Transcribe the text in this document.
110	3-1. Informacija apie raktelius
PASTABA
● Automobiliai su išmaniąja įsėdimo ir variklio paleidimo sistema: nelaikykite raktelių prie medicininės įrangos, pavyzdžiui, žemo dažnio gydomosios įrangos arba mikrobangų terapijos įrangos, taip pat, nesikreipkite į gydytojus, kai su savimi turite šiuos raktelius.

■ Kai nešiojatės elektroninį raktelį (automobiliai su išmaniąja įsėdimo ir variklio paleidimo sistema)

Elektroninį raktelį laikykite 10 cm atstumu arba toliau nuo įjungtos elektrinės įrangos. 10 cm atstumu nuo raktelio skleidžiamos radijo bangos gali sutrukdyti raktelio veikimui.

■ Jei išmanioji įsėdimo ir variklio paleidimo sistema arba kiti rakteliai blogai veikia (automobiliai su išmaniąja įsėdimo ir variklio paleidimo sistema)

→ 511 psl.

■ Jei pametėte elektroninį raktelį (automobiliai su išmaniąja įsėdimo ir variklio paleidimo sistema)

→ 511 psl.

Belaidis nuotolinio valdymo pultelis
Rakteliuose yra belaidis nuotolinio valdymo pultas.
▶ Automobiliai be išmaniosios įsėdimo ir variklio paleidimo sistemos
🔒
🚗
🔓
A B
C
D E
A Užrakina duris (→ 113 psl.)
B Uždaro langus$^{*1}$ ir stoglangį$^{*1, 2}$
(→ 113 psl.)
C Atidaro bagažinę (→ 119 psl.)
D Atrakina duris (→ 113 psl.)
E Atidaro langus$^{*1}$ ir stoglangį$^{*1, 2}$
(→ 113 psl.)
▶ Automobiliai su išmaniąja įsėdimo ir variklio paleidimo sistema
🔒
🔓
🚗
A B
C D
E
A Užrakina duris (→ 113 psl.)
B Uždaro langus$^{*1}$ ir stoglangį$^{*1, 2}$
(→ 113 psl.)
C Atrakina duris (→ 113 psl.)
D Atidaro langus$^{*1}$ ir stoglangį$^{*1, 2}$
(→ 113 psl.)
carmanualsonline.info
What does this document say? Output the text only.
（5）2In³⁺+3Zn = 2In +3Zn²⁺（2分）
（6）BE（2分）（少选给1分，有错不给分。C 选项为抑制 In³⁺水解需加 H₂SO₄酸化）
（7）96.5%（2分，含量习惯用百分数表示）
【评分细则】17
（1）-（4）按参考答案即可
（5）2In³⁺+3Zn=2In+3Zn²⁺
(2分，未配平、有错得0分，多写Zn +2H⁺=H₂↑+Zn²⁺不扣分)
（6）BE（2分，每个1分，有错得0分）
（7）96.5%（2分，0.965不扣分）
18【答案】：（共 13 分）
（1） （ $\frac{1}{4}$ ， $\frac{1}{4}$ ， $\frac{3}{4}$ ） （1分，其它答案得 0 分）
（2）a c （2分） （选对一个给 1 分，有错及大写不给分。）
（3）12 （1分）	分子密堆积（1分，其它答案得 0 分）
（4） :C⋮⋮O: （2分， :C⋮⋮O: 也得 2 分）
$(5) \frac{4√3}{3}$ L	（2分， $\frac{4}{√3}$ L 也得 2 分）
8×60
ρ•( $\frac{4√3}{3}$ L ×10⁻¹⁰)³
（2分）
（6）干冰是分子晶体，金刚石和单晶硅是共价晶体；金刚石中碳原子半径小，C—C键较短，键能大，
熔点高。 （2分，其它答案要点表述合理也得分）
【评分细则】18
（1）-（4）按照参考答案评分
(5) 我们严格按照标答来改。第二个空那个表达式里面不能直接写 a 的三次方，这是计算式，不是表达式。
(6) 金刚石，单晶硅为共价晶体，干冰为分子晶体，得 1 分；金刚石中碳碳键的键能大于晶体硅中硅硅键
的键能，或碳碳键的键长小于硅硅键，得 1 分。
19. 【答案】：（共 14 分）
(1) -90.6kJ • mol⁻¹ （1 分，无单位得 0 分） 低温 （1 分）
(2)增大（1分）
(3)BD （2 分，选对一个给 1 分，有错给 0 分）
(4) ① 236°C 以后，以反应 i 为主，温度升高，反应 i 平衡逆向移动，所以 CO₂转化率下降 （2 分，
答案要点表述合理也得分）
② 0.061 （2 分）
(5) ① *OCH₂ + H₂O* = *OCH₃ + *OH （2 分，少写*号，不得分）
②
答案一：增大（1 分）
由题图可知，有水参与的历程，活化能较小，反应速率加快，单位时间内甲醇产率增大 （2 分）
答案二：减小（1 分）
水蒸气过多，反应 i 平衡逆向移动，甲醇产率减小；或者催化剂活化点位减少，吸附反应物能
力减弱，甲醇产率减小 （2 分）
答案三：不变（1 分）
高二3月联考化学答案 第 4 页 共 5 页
__________________________________________________
**YOUR OBJECTIVE:** Using the records above, copy every line that has the word "平衡逆向移动" in it.

**WRITTEN ANSWER:**
(4) ① 236°C 以后，以反应 i 为主，温度升高，反应 i 平衡逆向移动，所以 CO₂转化率下降 （2 分，
水蒸气过多，反应 i 平衡逆向移动，甲醇产率减小；或者催化剂活化点位减少，吸附反应物能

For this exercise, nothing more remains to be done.